Make an exact copy of all the entries, but do not reproduce the pictures.

■ EXTRACTED ENTRIES:
════

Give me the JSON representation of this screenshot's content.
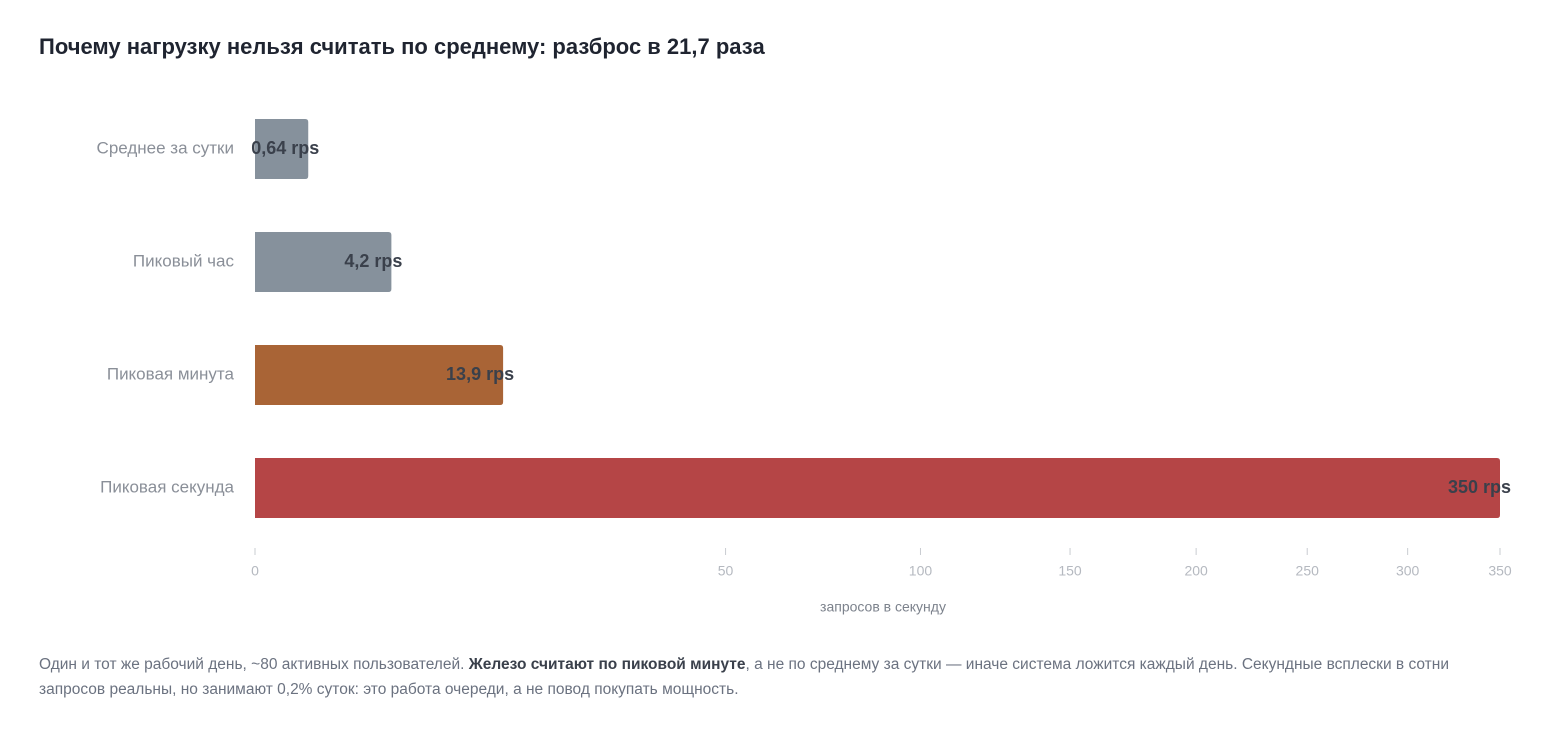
{
  "chart_data": {
    "type": "bar",
    "orientation": "horizontal",
    "title": "Почему нагрузку нельзя считать по среднему: разброс в 21,7 раза",
    "categories": [
      "Среднее за сутки",
      "Пиковый час",
      "Пиковая минута",
      "Пиковая секунда"
    ],
    "values": [
      0.64,
      4.2,
      13.9,
      350
    ],
    "value_labels": [
      "0,64 rps",
      "4,2 rps",
      "13,9 rps",
      "350 rps"
    ],
    "colors": [
      "#86919c",
      "#86919c",
      "#a96436",
      "#b54546"
    ],
    "x_ticks": [
      0,
      50,
      100,
      150,
      200,
      250,
      300,
      350
    ],
    "x_tick_labels": [
      "0",
      "50",
      "100",
      "150",
      "200",
      "250",
      "300",
      "350"
    ],
    "xlabel": "запросов в секунду",
    "ylabel": "",
    "xlim": [
      0,
      350
    ],
    "x_scale": "sqrt",
    "grid": false
  },
  "caption": {
    "part1": "Один и тот же рабочий день, ~80 активных пользователей. ",
    "bold": "Железо считают по пиковой минуте",
    "part2": ", а не по среднему за сутки — иначе система ложится каждый день. Секундные всплески в сотни запросов реальны, но занимают 0,2% суток: это работа очереди, а не повод покупать мощность."
  }
}
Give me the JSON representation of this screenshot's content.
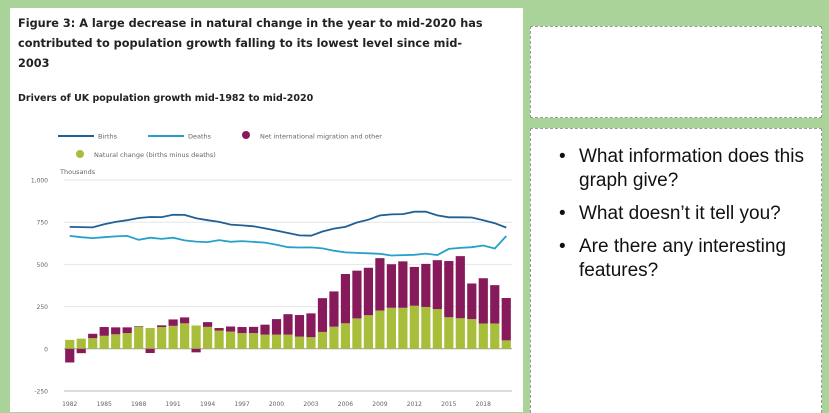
{
  "figure_title": "Figure 3: A large decrease in natural change in the year to mid-2020 has contributed to population growth falling to its lowest level since mid-2003",
  "bullets": [
    "What information does this graph give?",
    "What doesn’t it tell you?",
    "Are there any interesting features?"
  ],
  "colors": {
    "background": "#a9d398",
    "births": "#206095",
    "deaths": "#27a0cc",
    "migration": "#871a5b",
    "natural_change": "#a8bd3a"
  },
  "chart_data": {
    "type": "line+bar",
    "title": "Drivers of UK population growth mid-1982 to mid-2020",
    "ylabel": "Thousands",
    "ylim": [
      -250,
      1000
    ],
    "yticks": [
      -250,
      0,
      250,
      500,
      750,
      "1,000"
    ],
    "xticks": [
      "1982",
      "1985",
      "1988",
      "1991",
      "1994",
      "1997",
      "2000",
      "2003",
      "2006",
      "2009",
      "2012",
      "2015",
      "2018"
    ],
    "years": [
      1982,
      1983,
      1984,
      1985,
      1986,
      1987,
      1988,
      1989,
      1990,
      1991,
      1992,
      1993,
      1994,
      1995,
      1996,
      1997,
      1998,
      1999,
      2000,
      2001,
      2002,
      2003,
      2004,
      2005,
      2006,
      2007,
      2008,
      2009,
      2010,
      2011,
      2012,
      2013,
      2014,
      2015,
      2016,
      2017,
      2018,
      2019,
      2020
    ],
    "legend": [
      {
        "name": "Births",
        "kind": "line"
      },
      {
        "name": "Deaths",
        "kind": "line"
      },
      {
        "name": "Net international migration and other",
        "kind": "dot"
      },
      {
        "name": "Natural change (births minus deaths)",
        "kind": "dot"
      }
    ],
    "series": [
      {
        "name": "Births",
        "values": [
          722,
          721,
          719,
          738,
          752,
          762,
          775,
          781,
          780,
          794,
          793,
          773,
          762,
          752,
          736,
          731,
          726,
          713,
          700,
          686,
          672,
          670,
          695,
          712,
          722,
          748,
          765,
          790,
          796,
          798,
          812,
          812,
          790,
          779,
          779,
          778,
          762,
          744,
          718
        ]
      },
      {
        "name": "Deaths",
        "values": [
          669,
          661,
          656,
          661,
          666,
          669,
          646,
          658,
          651,
          658,
          642,
          635,
          632,
          644,
          634,
          638,
          633,
          629,
          616,
          602,
          600,
          601,
          595,
          581,
          571,
          568,
          566,
          563,
          553,
          555,
          557,
          564,
          555,
          592,
          598,
          602,
          612,
          594,
          668
        ]
      },
      {
        "name": "Net international migration and other",
        "values": [
          -81,
          -26,
          26,
          52,
          41,
          34,
          4,
          -25,
          10,
          38,
          35,
          -21,
          28,
          15,
          30,
          36,
          37,
          59,
          92,
          121,
          128,
          141,
          200,
          209,
          292,
          283,
          281,
          310,
          258,
          275,
          230,
          255,
          290,
          333,
          368,
          211,
          268,
          227,
          251
        ]
      },
      {
        "name": "Natural change (births minus deaths)",
        "values": [
          53,
          60,
          63,
          77,
          86,
          93,
          129,
          123,
          129,
          136,
          151,
          138,
          130,
          108,
          102,
          93,
          93,
          84,
          84,
          84,
          72,
          69,
          100,
          131,
          151,
          180,
          199,
          227,
          243,
          243,
          255,
          248,
          235,
          187,
          181,
          176,
          150,
          150,
          50
        ]
      }
    ]
  }
}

════

■ WRITTEN SOLUTION:
Give me the JSON representation of this screenshot's content.
{
  "chart_data": {
    "type": "bar",
    "orientation": "horizontal",
    "title": "Почему нагрузку нельзя считать по среднему: разброс в 21,7 раза",
    "categories": [
      "Среднее за сутки",
      "Пиковый час",
      "Пиковая минута",
      "Пиковая секунда"
    ],
    "values": [
      0.64,
      4.2,
      13.9,
      350
    ],
    "value_labels": [
      "0,64 rps",
      "4,2 rps",
      "13,9 rps",
      "350 rps"
    ],
    "colors": [
      "#86919c",
      "#86919c",
      "#a96436",
      "#b54546"
    ],
    "x_ticks": [
      0,
      50,
      100,
      150,
      200,
      250,
      300,
      350
    ],
    "x_tick_labels": [
      "0",
      "50",
      "100",
      "150",
      "200",
      "250",
      "300",
      "350"
    ],
    "xlabel": "запросов в секунду",
    "ylabel": "",
    "xlim": [
      0,
      350
    ],
    "x_scale": "sqrt",
    "grid": false
  },
  "caption": {
    "part1": "Один и тот же рабочий день, ~80 активных пользователей. ",
    "bold": "Железо считают по пиковой минуте",
    "part2": ", а не по среднему за сутки — иначе система ложится каждый день. Секундные всплески в сотни запросов реальны, но занимают 0,2% суток: это работа очереди, а не повод покупать мощность."
  }
}
Give me the JSON representation of this screenshot's content.
{
  "figure_title": "Figure 3: A large decrease in natural change in the year to mid-2020 has contributed to population growth falling to its lowest level since mid-2003",
  "bullets": [
    "What information does this graph give?",
    "What doesn’t it tell you?",
    "Are there any interesting features?"
  ],
  "colors": {
    "background": "#a9d398",
    "births": "#206095",
    "deaths": "#27a0cc",
    "migration": "#871a5b",
    "natural_change": "#a8bd3a"
  },
  "chart_data": {
    "type": "line+bar",
    "title": "Drivers of UK population growth mid-1982 to mid-2020",
    "ylabel": "Thousands",
    "ylim": [
      -250,
      1000
    ],
    "yticks": [
      -250,
      0,
      250,
      500,
      750,
      "1,000"
    ],
    "xticks": [
      "1982",
      "1985",
      "1988",
      "1991",
      "1994",
      "1997",
      "2000",
      "2003",
      "2006",
      "2009",
      "2012",
      "2015",
      "2018"
    ],
    "years": [
      1982,
      1983,
      1984,
      1985,
      1986,
      1987,
      1988,
      1989,
      1990,
      1991,
      1992,
      1993,
      1994,
      1995,
      1996,
      1997,
      1998,
      1999,
      2000,
      2001,
      2002,
      2003,
      2004,
      2005,
      2006,
      2007,
      2008,
      2009,
      2010,
      2011,
      2012,
      2013,
      2014,
      2015,
      2016,
      2017,
      2018,
      2019,
      2020
    ],
    "legend": [
      {
        "name": "Births",
        "kind": "line"
      },
      {
        "name": "Deaths",
        "kind": "line"
      },
      {
        "name": "Net international migration and other",
        "kind": "dot"
      },
      {
        "name": "Natural change (births minus deaths)",
        "kind": "dot"
      }
    ],
    "series": [
      {
        "name": "Births",
        "values": [
          722,
          721,
          719,
          738,
          752,
          762,
          775,
          781,
          780,
          794,
          793,
          773,
          762,
          752,
          736,
          731,
          726,
          713,
          700,
          686,
          672,
          670,
          695,
          712,
          722,
          748,
          765,
          790,
          796,
          798,
          812,
          812,
          790,
          779,
          779,
          778,
          762,
          744,
          718
        ]
      },
      {
        "name": "Deaths",
        "values": [
          669,
          661,
          656,
          661,
          666,
          669,
          646,
          658,
          651,
          658,
          642,
          635,
          632,
          644,
          634,
          638,
          633,
          629,
          616,
          602,
          600,
          601,
          595,
          581,
          571,
          568,
          566,
          563,
          553,
          555,
          557,
          564,
          555,
          592,
          598,
          602,
          612,
          594,
          668
        ]
      },
      {
        "name": "Net international migration and other",
        "values": [
          -81,
          -26,
          26,
          52,
          41,
          34,
          4,
          -25,
          10,
          38,
          35,
          -21,
          28,
          15,
          30,
          36,
          37,
          59,
          92,
          121,
          128,
          141,
          200,
          209,
          292,
          283,
          281,
          310,
          258,
          275,
          230,
          255,
          290,
          333,
          368,
          211,
          268,
          227,
          251
        ]
      },
      {
        "name": "Natural change (births minus deaths)",
        "values": [
          53,
          60,
          63,
          77,
          86,
          93,
          129,
          123,
          129,
          136,
          151,
          138,
          130,
          108,
          102,
          93,
          93,
          84,
          84,
          84,
          72,
          69,
          100,
          131,
          151,
          180,
          199,
          227,
          243,
          243,
          255,
          248,
          235,
          187,
          181,
          176,
          150,
          150,
          50
        ]
      }
    ]
  }
}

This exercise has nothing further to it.